======== RECORD SET

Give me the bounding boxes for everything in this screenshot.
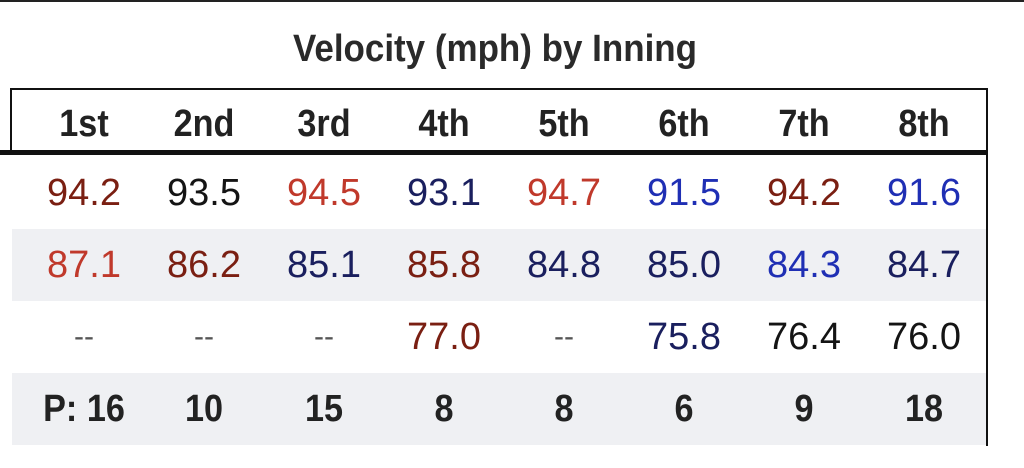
header-row: 1st 2nd 3rd 4th 5th 6th 7th 8th (24, 92, 986, 156)
inning-header: 7th (778, 102, 830, 145)
inning-header: 6th (658, 102, 710, 145)
velocity-cell: 84.8 (527, 243, 601, 286)
inning-header: 2nd (173, 102, 235, 145)
velocity-cell: 85.0 (647, 243, 721, 286)
velocity-table: 1st 2nd 3rd 4th 5th 6th 7th 8th (24, 92, 986, 156)
velocity-cell: 85.8 (407, 243, 481, 286)
pitch-count-cell: 10 (184, 387, 224, 430)
velocity-cell: 94.2 (767, 171, 841, 214)
inning-header: 1st (59, 102, 109, 145)
velocity-cell: -- (74, 320, 94, 353)
pitch-count-cell: 8 (434, 387, 454, 430)
velocity-cell: 75.8 (647, 315, 721, 358)
pitch-count-cell: 15 (304, 387, 344, 430)
table-frame-left (10, 88, 12, 151)
velocity-cell: 94.2 (47, 171, 121, 214)
velocity-cell: 91.6 (887, 171, 961, 214)
header-divider (0, 150, 988, 155)
inning-header: 4th (418, 102, 470, 145)
pitch-count-cell: P: 16 (43, 387, 125, 430)
table-title: Velocity (mph) by Inning (292, 28, 697, 70)
velocity-cell: 93.5 (167, 171, 241, 214)
top-rule (0, 0, 1024, 2)
velocity-cell: 94.7 (527, 171, 601, 214)
pitch-count-cell: 6 (674, 387, 694, 430)
pitch-count-row: P: 16 10 15 8 8 6 9 18 (12, 373, 986, 445)
inning-header: 3rd (297, 102, 351, 145)
velocity-cell: 76.4 (767, 315, 841, 358)
velocity-cell: 93.1 (407, 171, 481, 214)
pitch-count-cell: 18 (904, 387, 944, 430)
velocity-cell: 94.5 (287, 171, 361, 214)
velocity-cell: 87.1 (47, 243, 121, 286)
velocity-cell: 84.7 (887, 243, 961, 286)
velocity-cell: -- (194, 320, 214, 353)
table-frame-right (986, 88, 988, 446)
velocity-cell: 86.2 (167, 243, 241, 286)
velocity-cell: -- (314, 320, 334, 353)
velocity-cell: 91.5 (647, 171, 721, 214)
velocity-cell: 77.0 (407, 315, 481, 358)
velocity-row-1: 94.2 93.5 94.5 93.1 94.7 91.5 94.2 91.6 (12, 157, 986, 229)
velocity-cell: 76.0 (887, 315, 961, 358)
velocity-cell: 85.1 (287, 243, 361, 286)
pitch-count-cell: 8 (554, 387, 574, 430)
velocity-row-3: -- -- -- 77.0 -- 75.8 76.4 76.0 (12, 301, 986, 373)
velocity-row-2: 87.1 86.2 85.1 85.8 84.8 85.0 84.3 84.7 (12, 229, 986, 301)
table-frame-top (10, 88, 988, 90)
velocity-cell: -- (554, 320, 574, 353)
table-body: 94.2 93.5 94.5 93.1 94.7 91.5 94.2 91.6 … (12, 157, 986, 445)
velocity-cell: 84.3 (767, 243, 841, 286)
inning-header: 8th (898, 102, 950, 145)
inning-header: 5th (538, 102, 590, 145)
pitch-count-cell: 9 (794, 387, 814, 430)
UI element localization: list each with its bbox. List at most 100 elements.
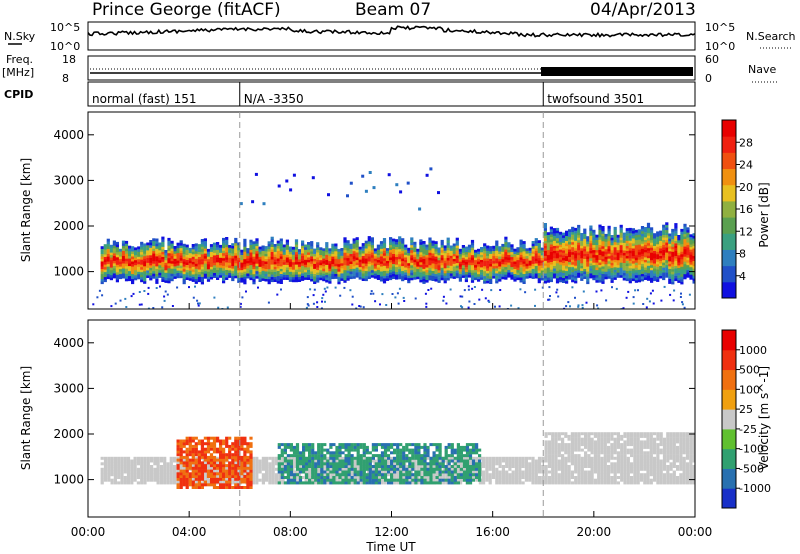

================

- **TASK TO COMPLETE**:
Reproduce every line of the data entries above word for word, omitting the pictures.

- **SOLUTION TO THE EXERCISE**:
Give me the bounding boxes for everything in this screenshot.
header-row: 1st 2nd 3rd 4th 5th 6th 7th 8th (24, 92, 986, 156)
inning-header: 7th (778, 102, 830, 145)
inning-header: 6th (658, 102, 710, 145)
velocity-cell: 84.8 (527, 243, 601, 286)
inning-header: 2nd (173, 102, 235, 145)
velocity-cell: 85.0 (647, 243, 721, 286)
velocity-table: 1st 2nd 3rd 4th 5th 6th 7th 8th (24, 92, 986, 156)
velocity-cell: 85.8 (407, 243, 481, 286)
pitch-count-cell: 10 (184, 387, 224, 430)
velocity-cell: 94.2 (767, 171, 841, 214)
inning-header: 1st (59, 102, 109, 145)
velocity-cell: -- (74, 320, 94, 353)
pitch-count-cell: 8 (434, 387, 454, 430)
velocity-cell: 75.8 (647, 315, 721, 358)
pitch-count-cell: 15 (304, 387, 344, 430)
table-frame-left (10, 88, 12, 151)
velocity-cell: 94.2 (47, 171, 121, 214)
velocity-cell: 91.6 (887, 171, 961, 214)
header-divider (0, 150, 988, 155)
inning-header: 4th (418, 102, 470, 145)
pitch-count-cell: P: 16 (43, 387, 125, 430)
table-title: Velocity (mph) by Inning (292, 28, 697, 70)
velocity-cell: 93.5 (167, 171, 241, 214)
top-rule (0, 0, 1024, 2)
velocity-cell: 94.7 (527, 171, 601, 214)
pitch-count-cell: 6 (674, 387, 694, 430)
pitch-count-row: P: 16 10 15 8 8 6 9 18 (12, 373, 986, 445)
inning-header: 3rd (297, 102, 351, 145)
velocity-cell: 76.4 (767, 315, 841, 358)
velocity-cell: 93.1 (407, 171, 481, 214)
pitch-count-cell: 18 (904, 387, 944, 430)
velocity-cell: 94.5 (287, 171, 361, 214)
velocity-cell: 87.1 (47, 243, 121, 286)
velocity-cell: 84.7 (887, 243, 961, 286)
velocity-cell: -- (194, 320, 214, 353)
table-frame-right (986, 88, 988, 446)
velocity-cell: 86.2 (167, 243, 241, 286)
velocity-cell: -- (314, 320, 334, 353)
velocity-cell: 91.5 (647, 171, 721, 214)
velocity-cell: 77.0 (407, 315, 481, 358)
velocity-row-1: 94.2 93.5 94.5 93.1 94.7 91.5 94.2 91.6 (12, 157, 986, 229)
velocity-cell: 76.0 (887, 315, 961, 358)
velocity-cell: 85.1 (287, 243, 361, 286)
pitch-count-cell: 8 (554, 387, 574, 430)
velocity-row-3: -- -- -- 77.0 -- 75.8 76.4 76.0 (12, 301, 986, 373)
velocity-row-2: 87.1 86.2 85.1 85.8 84.8 85.0 84.3 84.7 (12, 229, 986, 301)
table-frame-top (10, 88, 988, 90)
velocity-cell: -- (554, 320, 574, 353)
table-body: 94.2 93.5 94.5 93.1 94.7 91.5 94.2 91.6 … (12, 157, 986, 445)
velocity-cell: 84.3 (767, 243, 841, 286)
inning-header: 8th (898, 102, 950, 145)
inning-header: 5th (538, 102, 590, 145)
pitch-count-cell: 9 (794, 387, 814, 430)
UI element localization: list each with its bbox. List at most 100 elements.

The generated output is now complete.